··· Provided records ···

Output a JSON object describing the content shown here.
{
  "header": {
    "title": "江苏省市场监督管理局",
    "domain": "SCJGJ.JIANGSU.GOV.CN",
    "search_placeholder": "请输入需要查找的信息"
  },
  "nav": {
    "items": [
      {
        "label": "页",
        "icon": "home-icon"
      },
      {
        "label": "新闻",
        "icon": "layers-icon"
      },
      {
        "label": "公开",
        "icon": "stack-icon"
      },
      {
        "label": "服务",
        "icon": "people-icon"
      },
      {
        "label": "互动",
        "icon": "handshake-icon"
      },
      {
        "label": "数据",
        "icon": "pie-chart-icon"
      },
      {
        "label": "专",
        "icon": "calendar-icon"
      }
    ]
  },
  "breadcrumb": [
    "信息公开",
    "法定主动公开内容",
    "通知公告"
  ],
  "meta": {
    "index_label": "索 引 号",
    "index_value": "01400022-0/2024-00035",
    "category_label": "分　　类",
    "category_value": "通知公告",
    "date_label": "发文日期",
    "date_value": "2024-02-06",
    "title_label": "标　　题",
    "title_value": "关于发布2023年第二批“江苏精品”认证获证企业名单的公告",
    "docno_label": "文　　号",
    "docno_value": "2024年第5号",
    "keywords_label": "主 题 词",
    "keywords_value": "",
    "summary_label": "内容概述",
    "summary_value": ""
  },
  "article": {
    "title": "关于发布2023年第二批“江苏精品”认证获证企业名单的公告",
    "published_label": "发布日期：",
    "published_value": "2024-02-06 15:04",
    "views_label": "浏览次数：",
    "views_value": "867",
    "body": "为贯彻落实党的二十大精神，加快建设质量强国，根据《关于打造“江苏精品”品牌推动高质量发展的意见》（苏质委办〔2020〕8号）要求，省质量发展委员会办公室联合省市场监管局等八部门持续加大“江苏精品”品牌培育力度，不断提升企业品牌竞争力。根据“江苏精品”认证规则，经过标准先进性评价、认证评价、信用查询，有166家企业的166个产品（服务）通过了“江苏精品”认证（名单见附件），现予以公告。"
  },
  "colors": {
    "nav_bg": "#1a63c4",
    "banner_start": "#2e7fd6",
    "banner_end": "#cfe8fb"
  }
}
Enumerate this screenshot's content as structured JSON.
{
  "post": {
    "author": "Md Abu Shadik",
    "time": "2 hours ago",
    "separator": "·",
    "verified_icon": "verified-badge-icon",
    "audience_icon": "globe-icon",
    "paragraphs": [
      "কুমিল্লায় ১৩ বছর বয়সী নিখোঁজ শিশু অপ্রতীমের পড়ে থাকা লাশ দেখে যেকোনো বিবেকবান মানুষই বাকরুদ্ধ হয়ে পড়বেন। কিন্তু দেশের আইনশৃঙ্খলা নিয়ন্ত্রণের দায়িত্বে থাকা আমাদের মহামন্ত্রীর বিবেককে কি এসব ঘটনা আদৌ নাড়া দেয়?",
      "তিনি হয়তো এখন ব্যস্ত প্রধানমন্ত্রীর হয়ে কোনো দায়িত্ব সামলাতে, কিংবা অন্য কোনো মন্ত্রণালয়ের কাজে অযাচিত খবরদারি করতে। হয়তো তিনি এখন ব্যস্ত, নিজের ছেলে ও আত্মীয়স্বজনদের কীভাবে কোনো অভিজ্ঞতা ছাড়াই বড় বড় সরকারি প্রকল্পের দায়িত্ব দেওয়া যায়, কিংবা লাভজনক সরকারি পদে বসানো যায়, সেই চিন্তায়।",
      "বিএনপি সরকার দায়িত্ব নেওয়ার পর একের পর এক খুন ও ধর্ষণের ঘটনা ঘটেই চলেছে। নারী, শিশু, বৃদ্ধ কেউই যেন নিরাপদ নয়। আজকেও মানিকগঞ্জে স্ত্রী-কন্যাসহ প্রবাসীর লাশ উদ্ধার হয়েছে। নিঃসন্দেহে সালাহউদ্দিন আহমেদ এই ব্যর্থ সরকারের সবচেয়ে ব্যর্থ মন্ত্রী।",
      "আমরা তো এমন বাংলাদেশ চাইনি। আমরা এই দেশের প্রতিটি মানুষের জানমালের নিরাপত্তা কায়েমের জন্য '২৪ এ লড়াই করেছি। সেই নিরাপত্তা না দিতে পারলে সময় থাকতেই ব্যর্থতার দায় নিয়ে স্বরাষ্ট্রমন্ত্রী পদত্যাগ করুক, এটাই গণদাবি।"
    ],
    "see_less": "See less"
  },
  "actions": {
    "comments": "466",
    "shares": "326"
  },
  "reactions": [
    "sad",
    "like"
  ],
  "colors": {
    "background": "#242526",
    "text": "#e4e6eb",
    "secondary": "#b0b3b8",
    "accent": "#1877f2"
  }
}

···

** Prompt **
Print every entry exactly as written.

** Solution to this exercise **
Output a JSON object describing the content shown here.
{
  "header": {
    "title": "江苏省市场监督管理局",
    "domain": "SCJGJ.JIANGSU.GOV.CN",
    "search_placeholder": "请输入需要查找的信息"
  },
  "nav": {
    "items": [
      {
        "label": "页",
        "icon": "home-icon"
      },
      {
        "label": "新闻",
        "icon": "layers-icon"
      },
      {
        "label": "公开",
        "icon": "stack-icon"
      },
      {
        "label": "服务",
        "icon": "people-icon"
      },
      {
        "label": "互动",
        "icon": "handshake-icon"
      },
      {
        "label": "数据",
        "icon": "pie-chart-icon"
      },
      {
        "label": "专",
        "icon": "calendar-icon"
      }
    ]
  },
  "breadcrumb": [
    "信息公开",
    "法定主动公开内容",
    "通知公告"
  ],
  "meta": {
    "index_label": "索 引 号",
    "index_value": "01400022-0/2024-00035",
    "category_label": "分　　类",
    "category_value": "通知公告",
    "date_label": "发文日期",
    "date_value": "2024-02-06",
    "title_label": "标　　题",
    "title_value": "关于发布2023年第二批“江苏精品”认证获证企业名单的公告",
    "docno_label": "文　　号",
    "docno_value": "2024年第5号",
    "keywords_label": "主 题 词",
    "keywords_value": "",
    "summary_label": "内容概述",
    "summary_value": ""
  },
  "article": {
    "title": "关于发布2023年第二批“江苏精品”认证获证企业名单的公告",
    "published_label": "发布日期：",
    "published_value": "2024-02-06 15:04",
    "views_label": "浏览次数：",
    "views_value": "867",
    "body": "为贯彻落实党的二十大精神，加快建设质量强国，根据《关于打造“江苏精品”品牌推动高质量发展的意见》（苏质委办〔2020〕8号）要求，省质量发展委员会办公室联合省市场监管局等八部门持续加大“江苏精品”品牌培育力度，不断提升企业品牌竞争力。根据“江苏精品”认证规则，经过标准先进性评价、认证评价、信用查询，有166家企业的166个产品（服务）通过了“江苏精品”认证（名单见附件），现予以公告。"
  },
  "colors": {
    "nav_bg": "#1a63c4",
    "banner_start": "#2e7fd6",
    "banner_end": "#cfe8fb"
  }
}
Enumerate this screenshot's content as structured JSON.
{
  "post": {
    "author": "Md Abu Shadik",
    "time": "2 hours ago",
    "separator": "·",
    "verified_icon": "verified-badge-icon",
    "audience_icon": "globe-icon",
    "paragraphs": [
      "কুমিল্লায় ১৩ বছর বয়সী নিখোঁজ শিশু অপ্রতীমের পড়ে থাকা লাশ দেখে যেকোনো বিবেকবান মানুষই বাকরুদ্ধ হয়ে পড়বেন। কিন্তু দেশের আইনশৃঙ্খলা নিয়ন্ত্রণের দায়িত্বে থাকা আমাদের মহামন্ত্রীর বিবেককে কি এসব ঘটনা আদৌ নাড়া দেয়?",
      "তিনি হয়তো এখন ব্যস্ত প্রধানমন্ত্রীর হয়ে কোনো দায়িত্ব সামলাতে, কিংবা অন্য কোনো মন্ত্রণালয়ের কাজে অযাচিত খবরদারি করতে। হয়তো তিনি এখন ব্যস্ত, নিজের ছেলে ও আত্মীয়স্বজনদের কীভাবে কোনো অভিজ্ঞতা ছাড়াই বড় বড় সরকারি প্রকল্পের দায়িত্ব দেওয়া যায়, কিংবা লাভজনক সরকারি পদে বসানো যায়, সেই চিন্তায়।",
      "বিএনপি সরকার দায়িত্ব নেওয়ার পর একের পর এক খুন ও ধর্ষণের ঘটনা ঘটেই চলেছে। নারী, শিশু, বৃদ্ধ কেউই যেন নিরাপদ নয়। আজকেও মানিকগঞ্জে স্ত্রী-কন্যাসহ প্রবাসীর লাশ উদ্ধার হয়েছে। নিঃসন্দেহে সালাহউদ্দিন আহমেদ এই ব্যর্থ সরকারের সবচেয়ে ব্যর্থ মন্ত্রী।",
      "আমরা তো এমন বাংলাদেশ চাইনি। আমরা এই দেশের প্রতিটি মানুষের জানমালের নিরাপত্তা কায়েমের জন্য '২৪ এ লড়াই করেছি। সেই নিরাপত্তা না দিতে পারলে সময় থাকতেই ব্যর্থতার দায় নিয়ে স্বরাষ্ট্রমন্ত্রী পদত্যাগ করুক, এটাই গণদাবি।"
    ],
    "see_less": "See less"
  },
  "actions": {
    "comments": "466",
    "shares": "326"
  },
  "reactions": [
    "sad",
    "like"
  ],
  "colors": {
    "background": "#242526",
    "text": "#e4e6eb",
    "secondary": "#b0b3b8",
    "accent": "#1877f2"
  }
}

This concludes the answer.